→ **Exercise data**:
***

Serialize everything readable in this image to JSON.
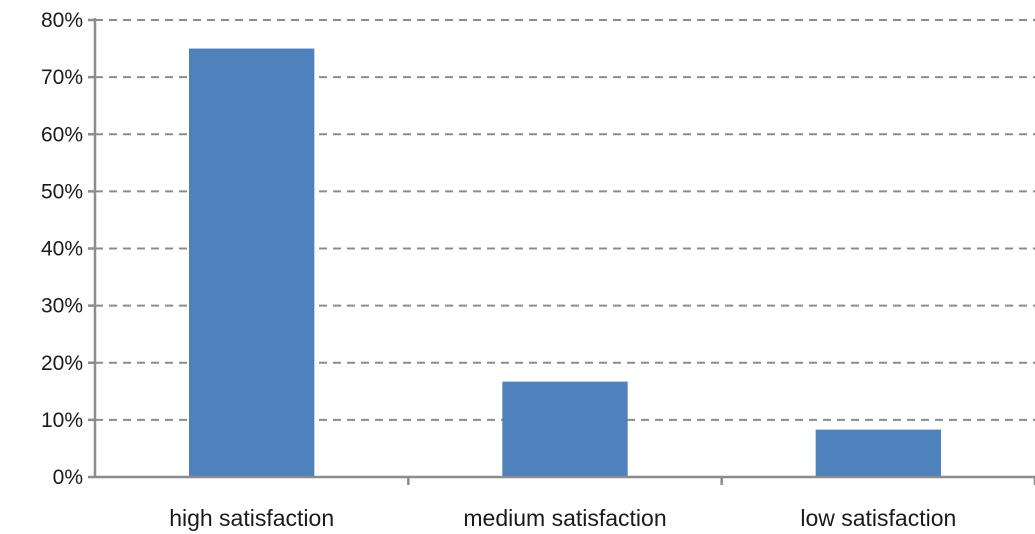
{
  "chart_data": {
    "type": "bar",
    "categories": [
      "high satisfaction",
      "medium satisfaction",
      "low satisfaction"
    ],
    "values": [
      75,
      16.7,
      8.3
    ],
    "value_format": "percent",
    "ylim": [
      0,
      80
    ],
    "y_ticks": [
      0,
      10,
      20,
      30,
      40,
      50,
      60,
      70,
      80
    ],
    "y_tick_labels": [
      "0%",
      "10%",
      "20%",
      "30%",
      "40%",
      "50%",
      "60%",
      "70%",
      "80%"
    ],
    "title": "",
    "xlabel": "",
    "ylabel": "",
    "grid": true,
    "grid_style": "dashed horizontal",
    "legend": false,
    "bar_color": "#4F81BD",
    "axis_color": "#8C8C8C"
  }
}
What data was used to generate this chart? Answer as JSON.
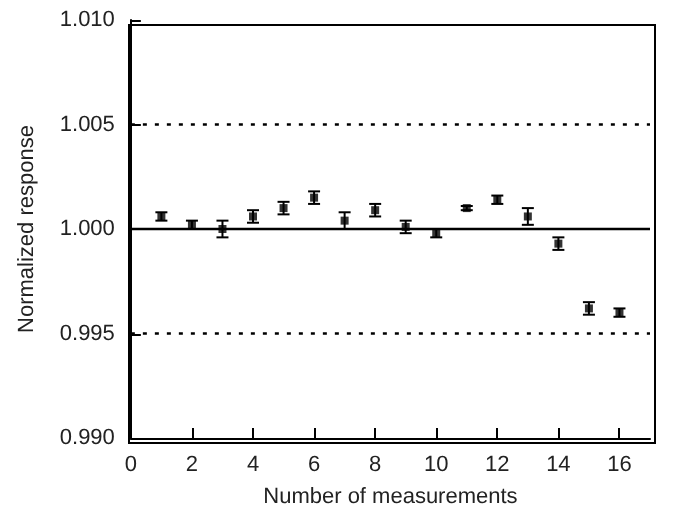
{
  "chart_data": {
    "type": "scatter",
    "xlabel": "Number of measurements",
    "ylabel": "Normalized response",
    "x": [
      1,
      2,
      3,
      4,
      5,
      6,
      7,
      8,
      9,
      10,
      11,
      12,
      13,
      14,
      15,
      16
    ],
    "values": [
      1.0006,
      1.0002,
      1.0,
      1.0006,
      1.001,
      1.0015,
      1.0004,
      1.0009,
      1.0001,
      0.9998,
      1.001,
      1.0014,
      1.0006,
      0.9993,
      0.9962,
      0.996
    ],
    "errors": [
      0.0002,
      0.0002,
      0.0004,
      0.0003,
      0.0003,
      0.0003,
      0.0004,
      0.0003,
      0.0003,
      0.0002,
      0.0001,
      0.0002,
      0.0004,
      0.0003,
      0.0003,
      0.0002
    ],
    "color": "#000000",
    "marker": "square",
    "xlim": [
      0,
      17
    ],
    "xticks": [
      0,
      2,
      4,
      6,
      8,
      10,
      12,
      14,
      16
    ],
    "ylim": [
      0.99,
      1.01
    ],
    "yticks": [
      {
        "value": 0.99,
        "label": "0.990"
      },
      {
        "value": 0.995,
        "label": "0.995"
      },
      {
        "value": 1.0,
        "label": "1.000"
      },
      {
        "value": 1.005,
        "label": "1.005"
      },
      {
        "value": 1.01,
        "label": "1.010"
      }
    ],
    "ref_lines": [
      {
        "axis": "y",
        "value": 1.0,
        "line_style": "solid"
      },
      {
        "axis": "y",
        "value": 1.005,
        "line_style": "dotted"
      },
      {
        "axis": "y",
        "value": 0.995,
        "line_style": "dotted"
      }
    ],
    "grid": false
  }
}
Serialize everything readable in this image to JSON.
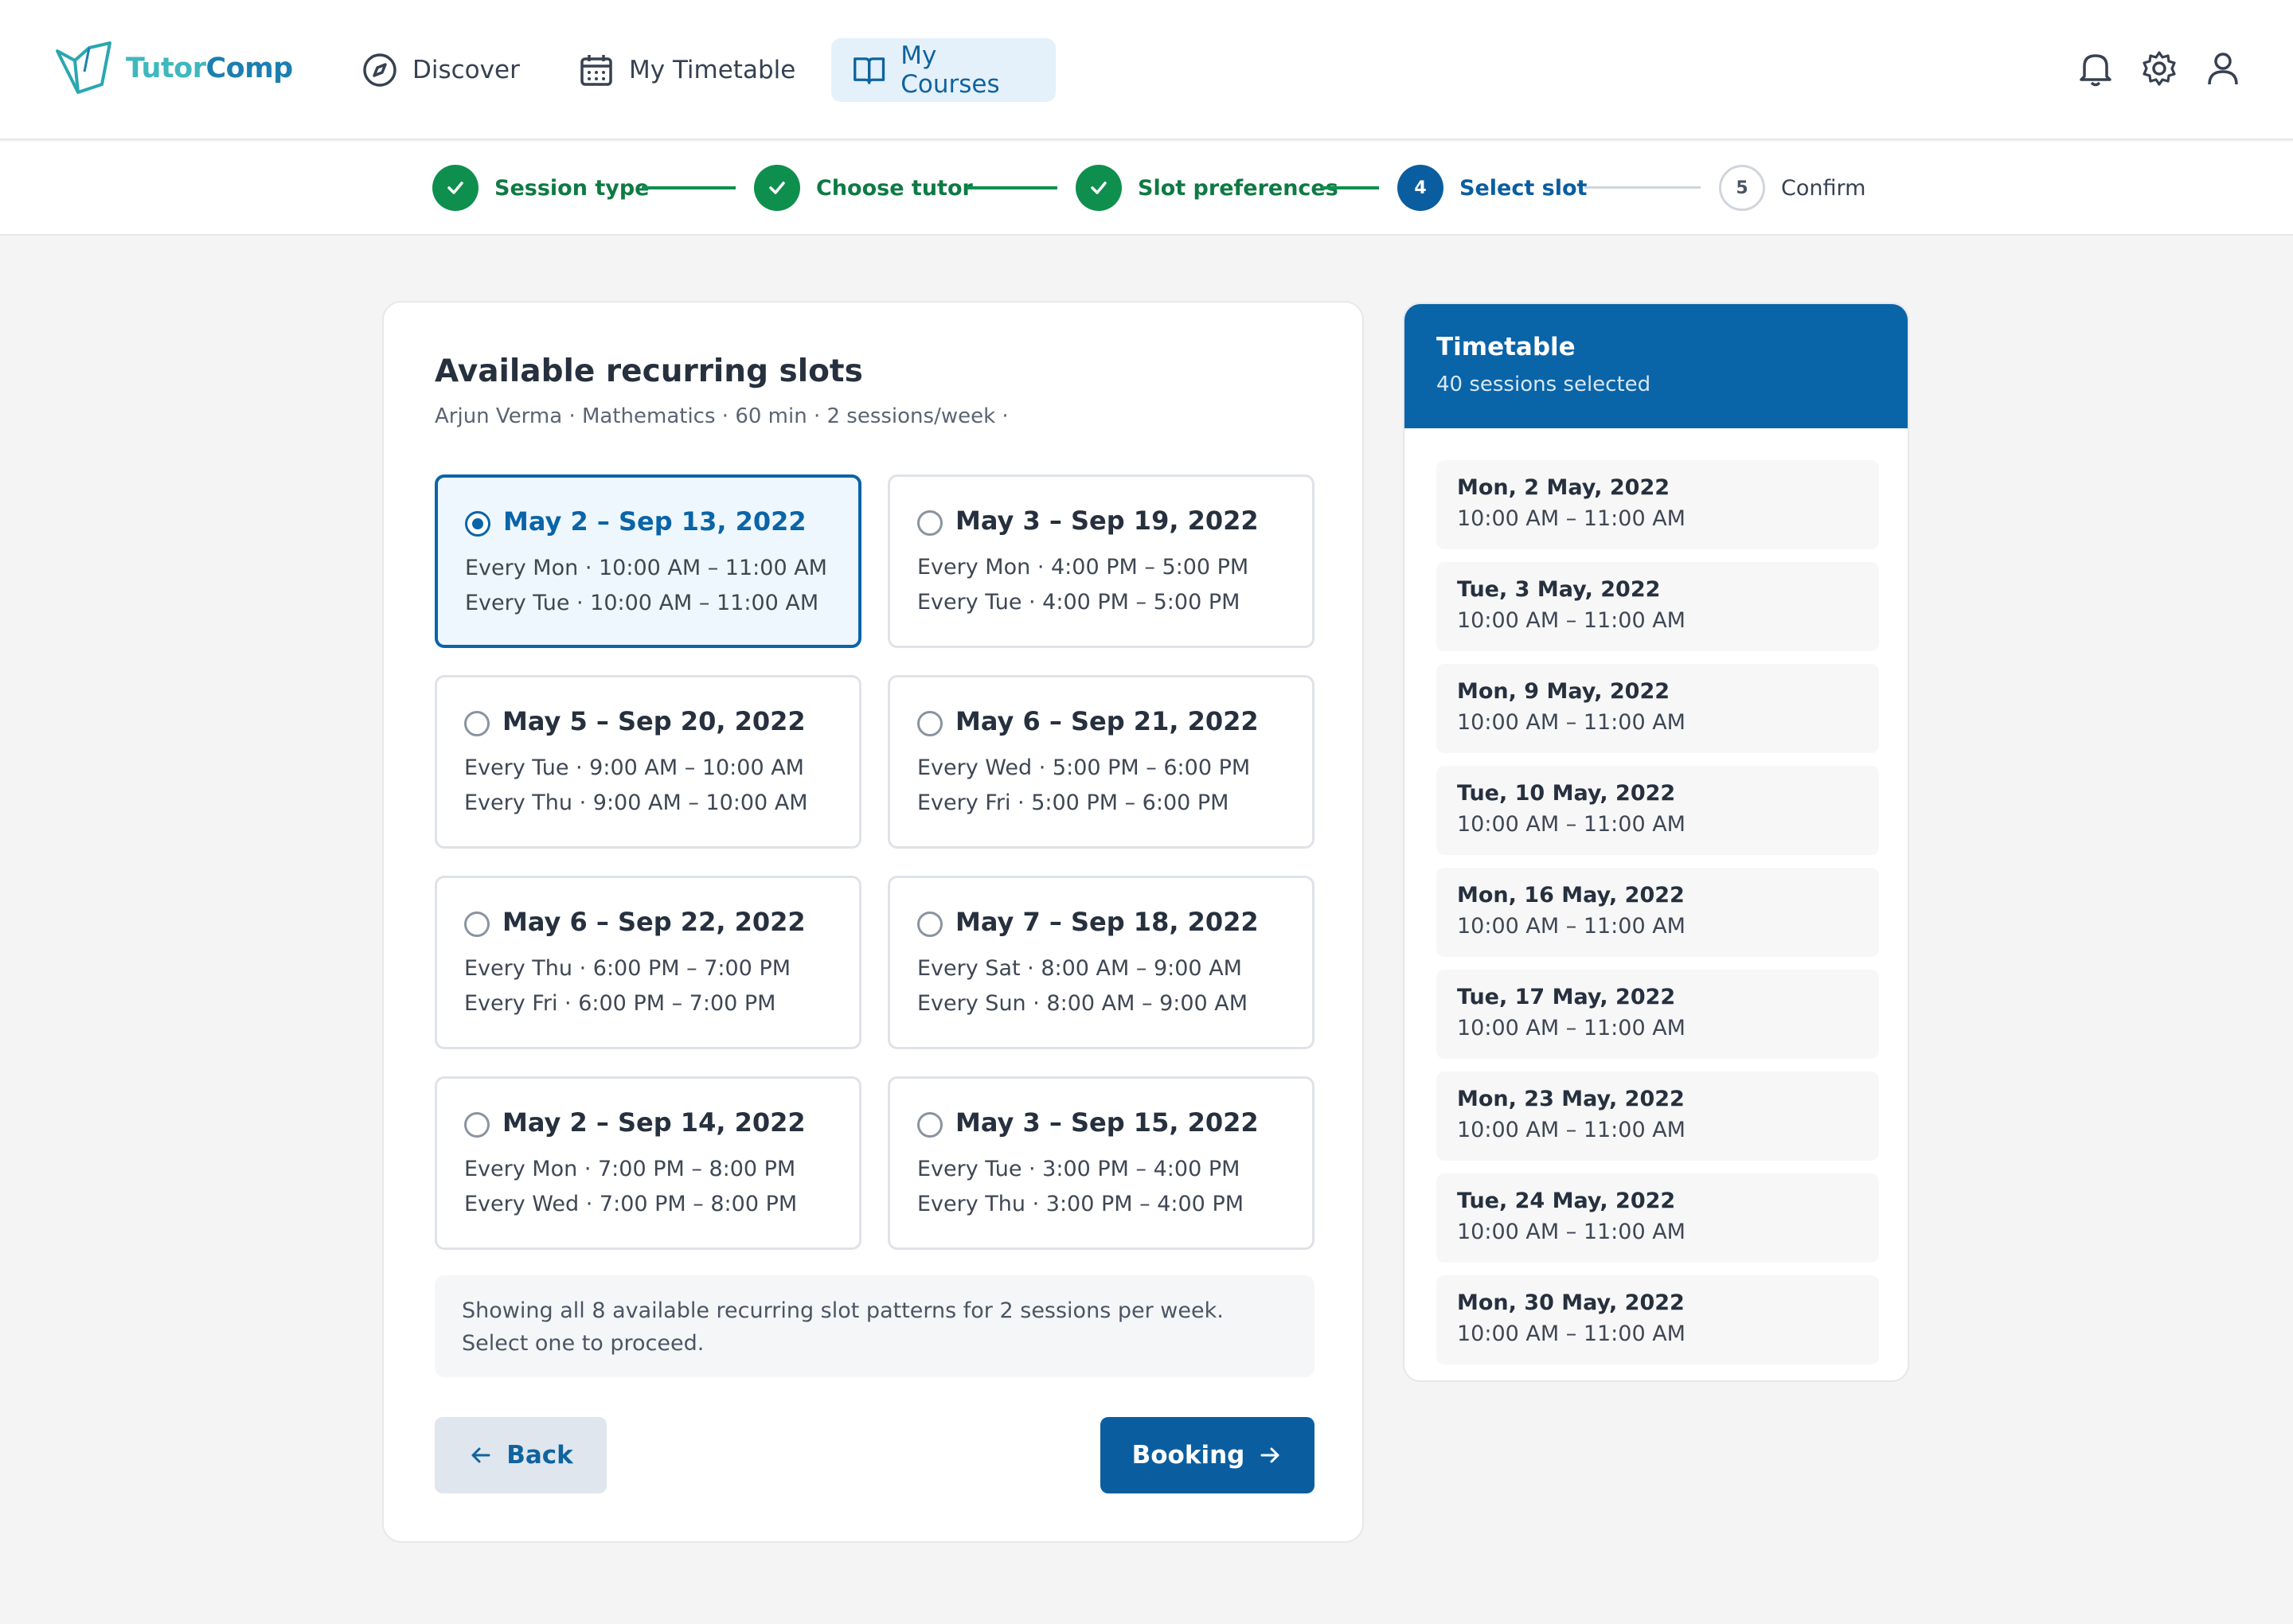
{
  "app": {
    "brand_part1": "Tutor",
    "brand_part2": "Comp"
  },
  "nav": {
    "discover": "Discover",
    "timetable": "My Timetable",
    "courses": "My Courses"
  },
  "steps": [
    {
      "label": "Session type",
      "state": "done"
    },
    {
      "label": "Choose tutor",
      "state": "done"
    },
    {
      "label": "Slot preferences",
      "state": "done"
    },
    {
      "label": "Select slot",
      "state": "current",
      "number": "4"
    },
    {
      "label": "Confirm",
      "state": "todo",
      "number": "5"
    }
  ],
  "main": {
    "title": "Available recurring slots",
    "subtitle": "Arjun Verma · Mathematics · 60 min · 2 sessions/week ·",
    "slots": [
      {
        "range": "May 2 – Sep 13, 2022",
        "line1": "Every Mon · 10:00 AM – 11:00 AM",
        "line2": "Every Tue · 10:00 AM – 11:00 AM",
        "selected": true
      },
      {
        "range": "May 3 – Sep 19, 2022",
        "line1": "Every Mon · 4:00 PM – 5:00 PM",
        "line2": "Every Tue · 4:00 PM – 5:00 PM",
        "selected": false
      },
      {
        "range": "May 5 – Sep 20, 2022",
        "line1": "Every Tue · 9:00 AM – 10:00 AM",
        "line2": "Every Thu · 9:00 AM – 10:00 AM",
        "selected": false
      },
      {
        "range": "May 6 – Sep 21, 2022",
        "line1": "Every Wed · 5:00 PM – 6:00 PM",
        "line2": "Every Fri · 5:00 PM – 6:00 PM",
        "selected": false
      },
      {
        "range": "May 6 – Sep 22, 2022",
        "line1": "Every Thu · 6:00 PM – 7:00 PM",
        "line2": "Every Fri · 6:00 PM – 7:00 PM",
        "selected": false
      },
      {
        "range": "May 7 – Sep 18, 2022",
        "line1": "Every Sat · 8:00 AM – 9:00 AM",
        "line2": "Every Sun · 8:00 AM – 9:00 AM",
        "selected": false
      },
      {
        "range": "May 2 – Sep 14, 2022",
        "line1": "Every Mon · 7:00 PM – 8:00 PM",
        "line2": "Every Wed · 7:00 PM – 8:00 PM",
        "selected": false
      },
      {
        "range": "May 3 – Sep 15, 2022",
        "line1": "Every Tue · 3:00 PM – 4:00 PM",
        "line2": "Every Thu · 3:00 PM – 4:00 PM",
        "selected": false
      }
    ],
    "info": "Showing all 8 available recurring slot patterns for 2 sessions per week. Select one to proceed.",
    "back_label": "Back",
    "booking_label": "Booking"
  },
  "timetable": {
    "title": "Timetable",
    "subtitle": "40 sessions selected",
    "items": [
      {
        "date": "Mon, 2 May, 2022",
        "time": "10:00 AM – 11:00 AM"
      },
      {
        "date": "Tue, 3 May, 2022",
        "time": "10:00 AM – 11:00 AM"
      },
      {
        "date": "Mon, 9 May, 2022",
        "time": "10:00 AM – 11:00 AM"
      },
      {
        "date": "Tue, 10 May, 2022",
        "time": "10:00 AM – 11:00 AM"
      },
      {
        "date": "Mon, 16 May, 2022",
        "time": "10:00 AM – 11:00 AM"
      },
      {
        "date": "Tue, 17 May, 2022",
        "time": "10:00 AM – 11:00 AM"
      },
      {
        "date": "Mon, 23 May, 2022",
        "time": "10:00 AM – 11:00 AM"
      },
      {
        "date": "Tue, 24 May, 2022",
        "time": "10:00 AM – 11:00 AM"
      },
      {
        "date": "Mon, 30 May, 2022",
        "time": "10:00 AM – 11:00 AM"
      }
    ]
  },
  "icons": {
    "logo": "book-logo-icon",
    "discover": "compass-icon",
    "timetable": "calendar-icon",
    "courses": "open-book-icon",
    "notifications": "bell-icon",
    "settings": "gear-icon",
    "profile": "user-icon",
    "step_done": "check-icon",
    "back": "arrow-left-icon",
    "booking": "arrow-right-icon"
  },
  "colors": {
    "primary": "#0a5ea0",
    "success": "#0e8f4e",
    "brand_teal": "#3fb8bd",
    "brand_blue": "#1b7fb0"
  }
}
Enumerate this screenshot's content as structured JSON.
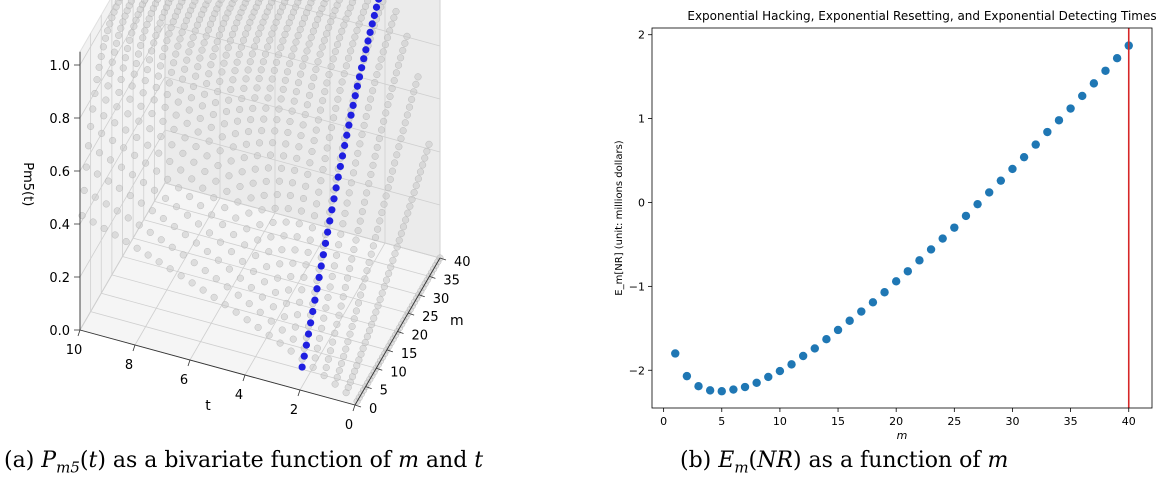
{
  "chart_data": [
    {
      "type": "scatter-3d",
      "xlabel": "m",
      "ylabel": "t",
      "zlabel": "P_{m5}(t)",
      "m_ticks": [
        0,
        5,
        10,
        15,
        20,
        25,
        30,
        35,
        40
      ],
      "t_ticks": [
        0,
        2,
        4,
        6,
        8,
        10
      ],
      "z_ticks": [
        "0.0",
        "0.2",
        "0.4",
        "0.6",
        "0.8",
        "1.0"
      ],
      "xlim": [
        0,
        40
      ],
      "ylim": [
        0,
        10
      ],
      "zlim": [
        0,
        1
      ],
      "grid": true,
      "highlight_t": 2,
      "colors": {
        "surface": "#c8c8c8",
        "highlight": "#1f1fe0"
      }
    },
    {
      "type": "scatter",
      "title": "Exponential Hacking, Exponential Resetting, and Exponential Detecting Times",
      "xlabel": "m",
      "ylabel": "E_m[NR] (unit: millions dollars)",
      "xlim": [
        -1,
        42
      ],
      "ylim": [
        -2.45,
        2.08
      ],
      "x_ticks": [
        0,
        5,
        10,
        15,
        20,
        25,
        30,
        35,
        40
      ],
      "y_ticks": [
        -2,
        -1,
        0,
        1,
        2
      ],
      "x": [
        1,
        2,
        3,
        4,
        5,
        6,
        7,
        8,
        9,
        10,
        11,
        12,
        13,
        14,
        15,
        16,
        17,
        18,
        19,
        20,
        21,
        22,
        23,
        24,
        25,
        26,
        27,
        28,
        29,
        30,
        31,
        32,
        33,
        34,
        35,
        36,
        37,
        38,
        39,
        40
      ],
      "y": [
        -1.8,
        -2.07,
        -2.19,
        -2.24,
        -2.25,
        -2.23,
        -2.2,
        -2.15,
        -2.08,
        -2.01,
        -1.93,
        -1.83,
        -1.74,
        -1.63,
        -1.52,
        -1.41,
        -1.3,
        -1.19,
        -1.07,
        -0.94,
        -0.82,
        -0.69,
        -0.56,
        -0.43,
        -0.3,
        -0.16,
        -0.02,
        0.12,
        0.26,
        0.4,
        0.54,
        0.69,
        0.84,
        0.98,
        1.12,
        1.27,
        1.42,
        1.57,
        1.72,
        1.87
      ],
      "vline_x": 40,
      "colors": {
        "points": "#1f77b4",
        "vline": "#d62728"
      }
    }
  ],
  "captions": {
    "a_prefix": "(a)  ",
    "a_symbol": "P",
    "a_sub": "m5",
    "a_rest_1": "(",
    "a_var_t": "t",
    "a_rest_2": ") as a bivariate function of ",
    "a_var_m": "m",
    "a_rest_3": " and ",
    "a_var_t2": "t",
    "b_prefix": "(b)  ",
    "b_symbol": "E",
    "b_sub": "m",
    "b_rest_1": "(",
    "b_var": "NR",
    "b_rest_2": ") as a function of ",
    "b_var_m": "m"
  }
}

***

→ **Challenge**: Where a line above includes "this", copy that line.

→ **Right answer**:
Serialize everything readable in this image to JSON.
What data was used to generate this chart? Answer as JSON.
Serialize everything readable in this image to JSON.
Enumerate this screenshot's content as structured JSON.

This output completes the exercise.